» STATED GOAL: Restate the whole of the material. Keep every word, and drop the pictures.

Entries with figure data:

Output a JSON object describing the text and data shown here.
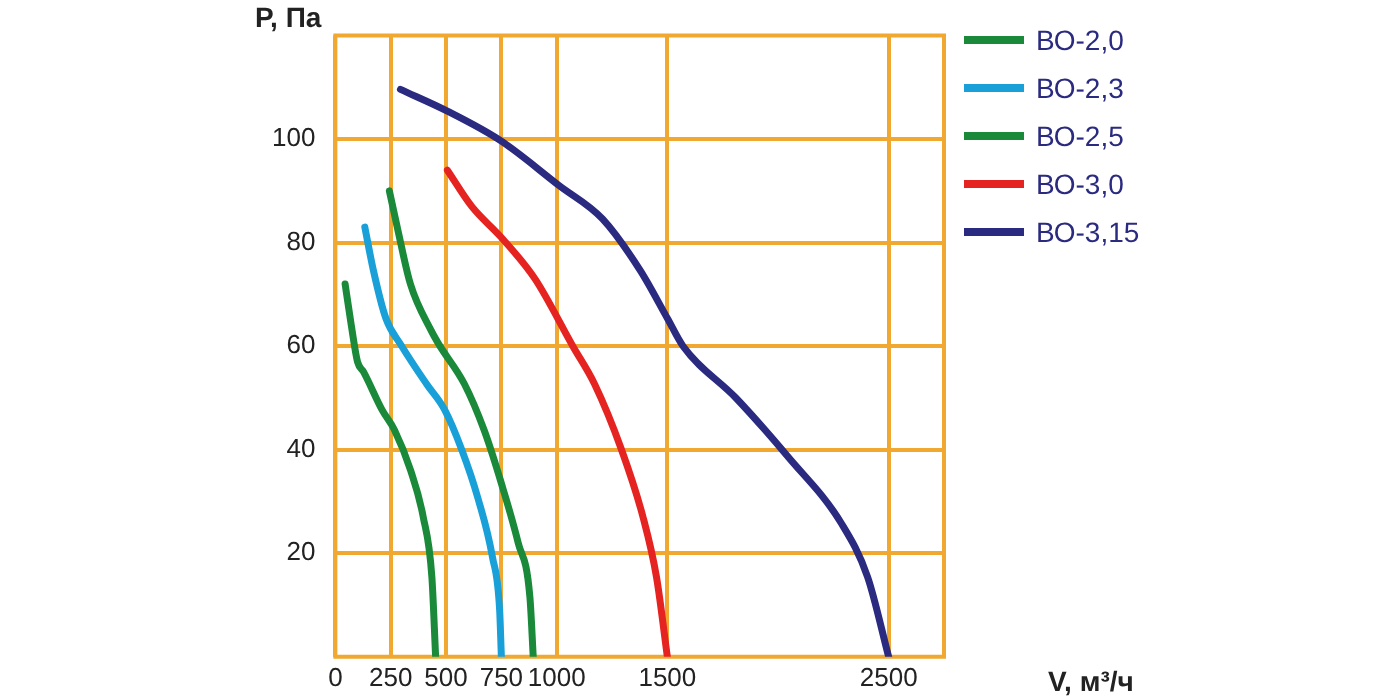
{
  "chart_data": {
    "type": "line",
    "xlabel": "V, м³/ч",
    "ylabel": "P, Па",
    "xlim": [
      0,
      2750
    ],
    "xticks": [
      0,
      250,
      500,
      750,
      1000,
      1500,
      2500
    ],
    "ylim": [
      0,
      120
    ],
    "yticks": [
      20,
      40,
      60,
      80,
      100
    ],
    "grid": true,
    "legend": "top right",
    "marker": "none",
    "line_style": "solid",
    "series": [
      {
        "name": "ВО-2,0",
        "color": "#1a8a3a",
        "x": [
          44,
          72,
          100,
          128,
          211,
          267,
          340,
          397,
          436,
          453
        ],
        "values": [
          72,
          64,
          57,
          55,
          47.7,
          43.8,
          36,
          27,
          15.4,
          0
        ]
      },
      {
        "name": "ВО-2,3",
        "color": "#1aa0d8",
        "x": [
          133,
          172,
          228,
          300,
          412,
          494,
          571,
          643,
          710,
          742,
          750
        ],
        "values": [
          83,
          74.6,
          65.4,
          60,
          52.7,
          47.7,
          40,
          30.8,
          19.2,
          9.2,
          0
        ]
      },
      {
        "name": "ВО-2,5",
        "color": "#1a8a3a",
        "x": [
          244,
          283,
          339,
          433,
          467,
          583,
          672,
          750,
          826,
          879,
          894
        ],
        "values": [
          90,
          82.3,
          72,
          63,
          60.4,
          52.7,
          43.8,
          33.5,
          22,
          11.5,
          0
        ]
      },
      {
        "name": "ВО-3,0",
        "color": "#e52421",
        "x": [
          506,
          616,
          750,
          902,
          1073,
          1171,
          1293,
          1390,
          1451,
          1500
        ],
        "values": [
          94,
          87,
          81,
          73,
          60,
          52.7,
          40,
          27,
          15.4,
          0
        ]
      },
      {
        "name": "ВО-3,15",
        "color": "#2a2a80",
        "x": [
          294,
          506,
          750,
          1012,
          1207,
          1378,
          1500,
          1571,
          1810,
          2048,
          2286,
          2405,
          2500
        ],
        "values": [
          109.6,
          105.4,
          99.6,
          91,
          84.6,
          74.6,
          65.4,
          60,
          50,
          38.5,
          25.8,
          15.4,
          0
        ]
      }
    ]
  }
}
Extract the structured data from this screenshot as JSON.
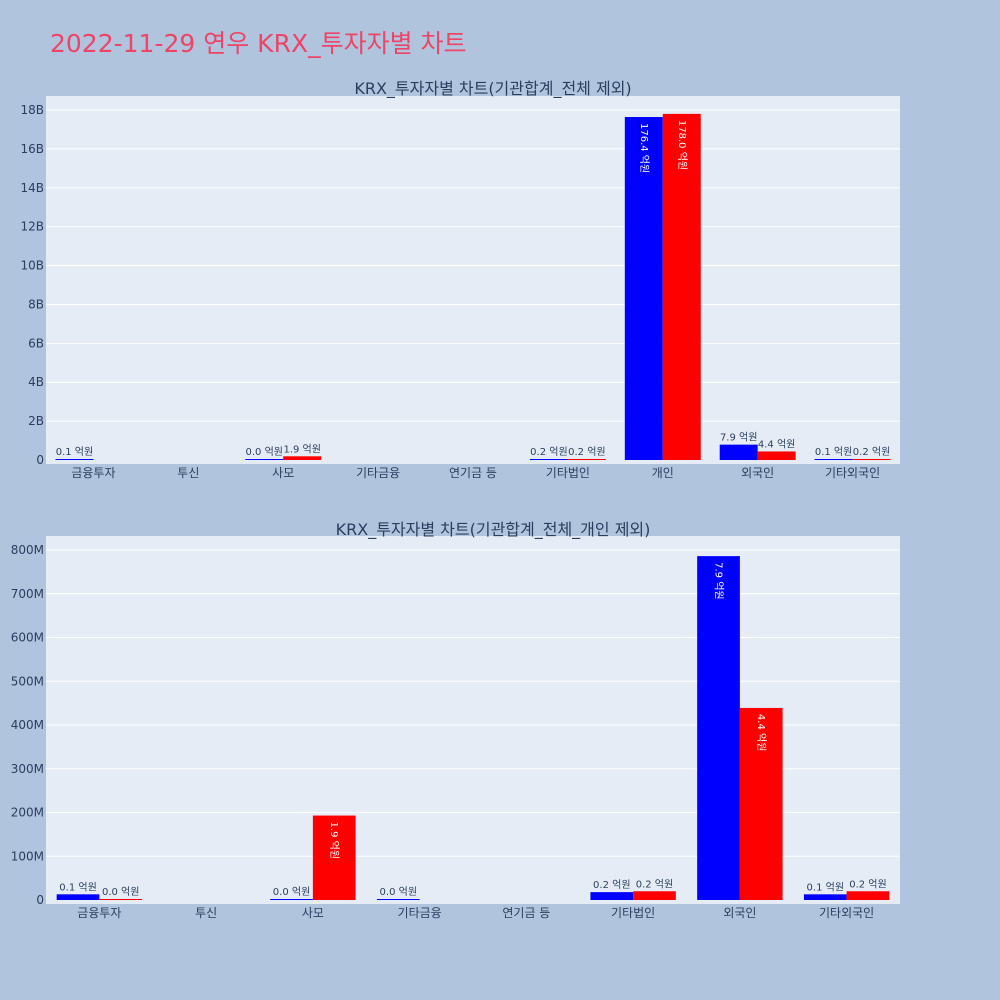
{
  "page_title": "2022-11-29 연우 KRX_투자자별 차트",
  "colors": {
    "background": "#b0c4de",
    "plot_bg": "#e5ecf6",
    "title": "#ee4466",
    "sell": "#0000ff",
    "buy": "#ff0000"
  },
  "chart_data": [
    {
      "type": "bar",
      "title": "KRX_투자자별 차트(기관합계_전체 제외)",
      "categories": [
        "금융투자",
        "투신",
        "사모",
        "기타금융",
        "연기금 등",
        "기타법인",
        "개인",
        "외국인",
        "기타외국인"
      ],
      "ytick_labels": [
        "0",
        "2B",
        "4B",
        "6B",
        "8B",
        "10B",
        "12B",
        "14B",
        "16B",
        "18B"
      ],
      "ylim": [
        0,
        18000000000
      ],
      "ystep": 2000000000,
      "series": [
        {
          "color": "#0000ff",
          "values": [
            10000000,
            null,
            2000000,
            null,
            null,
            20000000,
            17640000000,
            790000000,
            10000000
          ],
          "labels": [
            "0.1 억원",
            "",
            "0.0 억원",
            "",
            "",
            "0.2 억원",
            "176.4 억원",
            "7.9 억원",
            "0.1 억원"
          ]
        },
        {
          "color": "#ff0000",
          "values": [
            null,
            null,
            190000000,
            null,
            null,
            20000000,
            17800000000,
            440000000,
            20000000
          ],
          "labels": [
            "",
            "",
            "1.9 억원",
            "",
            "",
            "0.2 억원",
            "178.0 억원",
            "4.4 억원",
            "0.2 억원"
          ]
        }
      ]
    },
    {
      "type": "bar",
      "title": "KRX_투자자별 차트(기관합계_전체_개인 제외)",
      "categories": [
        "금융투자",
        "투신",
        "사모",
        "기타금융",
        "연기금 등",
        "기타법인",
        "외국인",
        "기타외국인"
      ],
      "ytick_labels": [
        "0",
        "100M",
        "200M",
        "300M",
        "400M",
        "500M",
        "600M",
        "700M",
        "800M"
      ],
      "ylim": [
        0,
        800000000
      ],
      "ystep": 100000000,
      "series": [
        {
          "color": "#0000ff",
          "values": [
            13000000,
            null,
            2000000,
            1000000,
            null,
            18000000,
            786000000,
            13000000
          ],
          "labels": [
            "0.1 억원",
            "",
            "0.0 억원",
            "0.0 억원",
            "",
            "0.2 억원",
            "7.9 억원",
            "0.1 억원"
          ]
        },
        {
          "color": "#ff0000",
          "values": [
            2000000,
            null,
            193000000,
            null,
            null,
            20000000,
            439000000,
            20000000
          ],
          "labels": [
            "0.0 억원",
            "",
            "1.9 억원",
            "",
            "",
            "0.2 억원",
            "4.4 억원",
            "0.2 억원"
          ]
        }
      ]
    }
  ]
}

» THE REPLY:
Output a JSON object describing the text and data shown here.
{
  "chart_data": {
    "type": "line",
    "xlabel": "V, м³/ч",
    "ylabel": "P, Па",
    "xlim": [
      0,
      2750
    ],
    "xticks": [
      0,
      250,
      500,
      750,
      1000,
      1500,
      2500
    ],
    "ylim": [
      0,
      120
    ],
    "yticks": [
      20,
      40,
      60,
      80,
      100
    ],
    "grid": true,
    "legend": "top right",
    "marker": "none",
    "line_style": "solid",
    "series": [
      {
        "name": "ВО-2,0",
        "color": "#1a8a3a",
        "x": [
          44,
          72,
          100,
          128,
          211,
          267,
          340,
          397,
          436,
          453
        ],
        "values": [
          72,
          64,
          57,
          55,
          47.7,
          43.8,
          36,
          27,
          15.4,
          0
        ]
      },
      {
        "name": "ВО-2,3",
        "color": "#1aa0d8",
        "x": [
          133,
          172,
          228,
          300,
          412,
          494,
          571,
          643,
          710,
          742,
          750
        ],
        "values": [
          83,
          74.6,
          65.4,
          60,
          52.7,
          47.7,
          40,
          30.8,
          19.2,
          9.2,
          0
        ]
      },
      {
        "name": "ВО-2,5",
        "color": "#1a8a3a",
        "x": [
          244,
          283,
          339,
          433,
          467,
          583,
          672,
          750,
          826,
          879,
          894
        ],
        "values": [
          90,
          82.3,
          72,
          63,
          60.4,
          52.7,
          43.8,
          33.5,
          22,
          11.5,
          0
        ]
      },
      {
        "name": "ВО-3,0",
        "color": "#e52421",
        "x": [
          506,
          616,
          750,
          902,
          1073,
          1171,
          1293,
          1390,
          1451,
          1500
        ],
        "values": [
          94,
          87,
          81,
          73,
          60,
          52.7,
          40,
          27,
          15.4,
          0
        ]
      },
      {
        "name": "ВО-3,15",
        "color": "#2a2a80",
        "x": [
          294,
          506,
          750,
          1012,
          1207,
          1378,
          1500,
          1571,
          1810,
          2048,
          2286,
          2405,
          2500
        ],
        "values": [
          109.6,
          105.4,
          99.6,
          91,
          84.6,
          74.6,
          65.4,
          60,
          50,
          38.5,
          25.8,
          15.4,
          0
        ]
      }
    ]
  }
}
Extract the structured data from this screenshot as JSON.
{
  "page_title": "2022-11-29 연우 KRX_투자자별 차트",
  "colors": {
    "background": "#b0c4de",
    "plot_bg": "#e5ecf6",
    "title": "#ee4466",
    "sell": "#0000ff",
    "buy": "#ff0000"
  },
  "chart_data": [
    {
      "type": "bar",
      "title": "KRX_투자자별 차트(기관합계_전체 제외)",
      "categories": [
        "금융투자",
        "투신",
        "사모",
        "기타금융",
        "연기금 등",
        "기타법인",
        "개인",
        "외국인",
        "기타외국인"
      ],
      "ytick_labels": [
        "0",
        "2B",
        "4B",
        "6B",
        "8B",
        "10B",
        "12B",
        "14B",
        "16B",
        "18B"
      ],
      "ylim": [
        0,
        18000000000
      ],
      "ystep": 2000000000,
      "series": [
        {
          "color": "#0000ff",
          "values": [
            10000000,
            null,
            2000000,
            null,
            null,
            20000000,
            17640000000,
            790000000,
            10000000
          ],
          "labels": [
            "0.1 억원",
            "",
            "0.0 억원",
            "",
            "",
            "0.2 억원",
            "176.4 억원",
            "7.9 억원",
            "0.1 억원"
          ]
        },
        {
          "color": "#ff0000",
          "values": [
            null,
            null,
            190000000,
            null,
            null,
            20000000,
            17800000000,
            440000000,
            20000000
          ],
          "labels": [
            "",
            "",
            "1.9 억원",
            "",
            "",
            "0.2 억원",
            "178.0 억원",
            "4.4 억원",
            "0.2 억원"
          ]
        }
      ]
    },
    {
      "type": "bar",
      "title": "KRX_투자자별 차트(기관합계_전체_개인 제외)",
      "categories": [
        "금융투자",
        "투신",
        "사모",
        "기타금융",
        "연기금 등",
        "기타법인",
        "외국인",
        "기타외국인"
      ],
      "ytick_labels": [
        "0",
        "100M",
        "200M",
        "300M",
        "400M",
        "500M",
        "600M",
        "700M",
        "800M"
      ],
      "ylim": [
        0,
        800000000
      ],
      "ystep": 100000000,
      "series": [
        {
          "color": "#0000ff",
          "values": [
            13000000,
            null,
            2000000,
            1000000,
            null,
            18000000,
            786000000,
            13000000
          ],
          "labels": [
            "0.1 억원",
            "",
            "0.0 억원",
            "0.0 억원",
            "",
            "0.2 억원",
            "7.9 억원",
            "0.1 억원"
          ]
        },
        {
          "color": "#ff0000",
          "values": [
            2000000,
            null,
            193000000,
            null,
            null,
            20000000,
            439000000,
            20000000
          ],
          "labels": [
            "0.0 억원",
            "",
            "1.9 억원",
            "",
            "",
            "0.2 억원",
            "4.4 억원",
            "0.2 억원"
          ]
        }
      ]
    }
  ]
}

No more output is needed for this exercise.